Data for the task —
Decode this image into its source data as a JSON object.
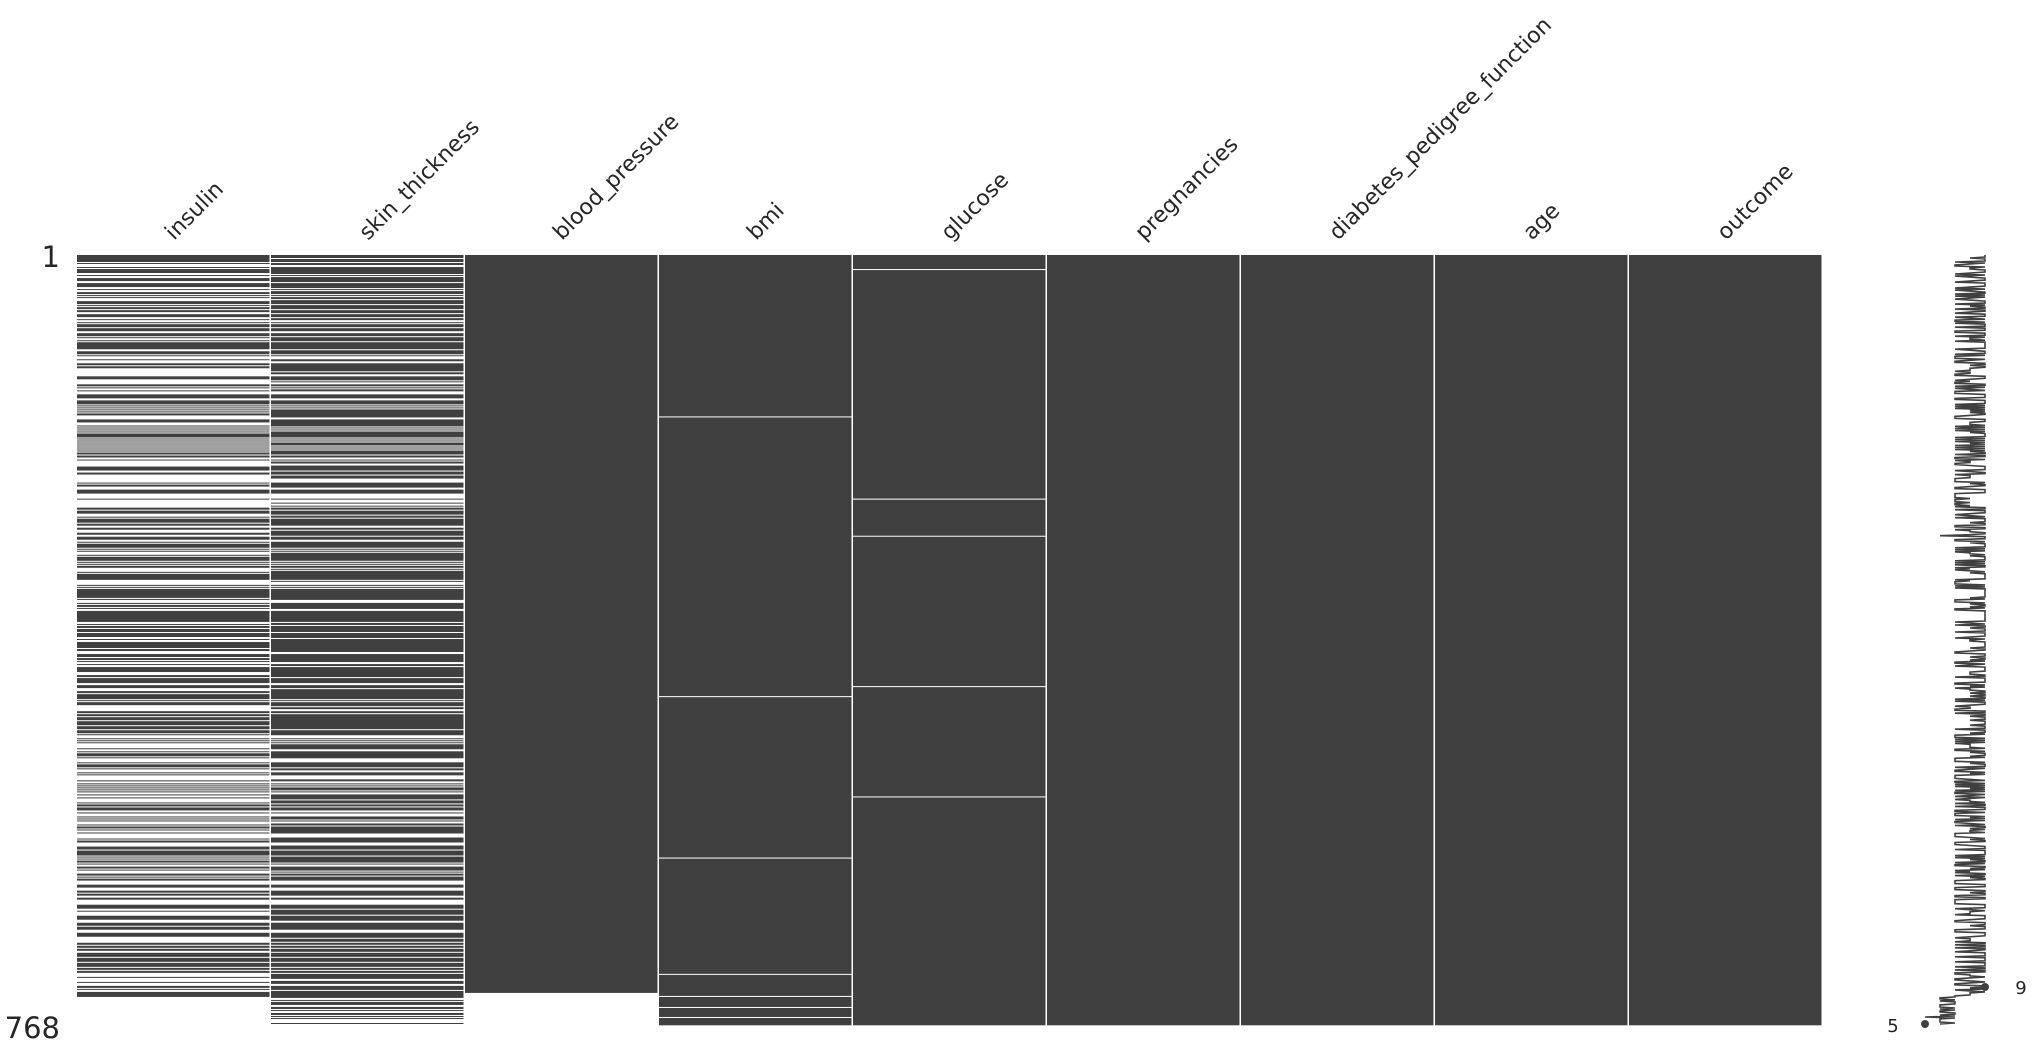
{
  "chart_data": {
    "type": "heatmap",
    "subtype": "missingness-matrix",
    "columns": [
      "insulin",
      "skin_thickness",
      "blood_pressure",
      "bmi",
      "glucose",
      "pregnancies",
      "diabetes_pedigree_function",
      "age",
      "outcome"
    ],
    "row_count": 768,
    "y_tick_top": "1",
    "y_tick_bottom": "768",
    "filled_color": "#404040",
    "missing_color": "#ffffff",
    "column_separator_color": "#ffffff",
    "sparkline": {
      "min_label": "5",
      "max_label": "9",
      "min_value": 5,
      "max_value": 9
    }
  }
}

Work to do — Transcribe the material exactly, keeping every word and none of the pictures.

Task response —
Decode this image into its source data as a JSON object.
{
  "chart_data": {
    "type": "heatmap",
    "subtype": "missingness-matrix",
    "columns": [
      "insulin",
      "skin_thickness",
      "blood_pressure",
      "bmi",
      "glucose",
      "pregnancies",
      "diabetes_pedigree_function",
      "age",
      "outcome"
    ],
    "row_count": 768,
    "y_tick_top": "1",
    "y_tick_bottom": "768",
    "filled_color": "#404040",
    "missing_color": "#ffffff",
    "column_separator_color": "#ffffff",
    "sparkline": {
      "min_label": "5",
      "max_label": "9",
      "min_value": 5,
      "max_value": 9
    }
  }
}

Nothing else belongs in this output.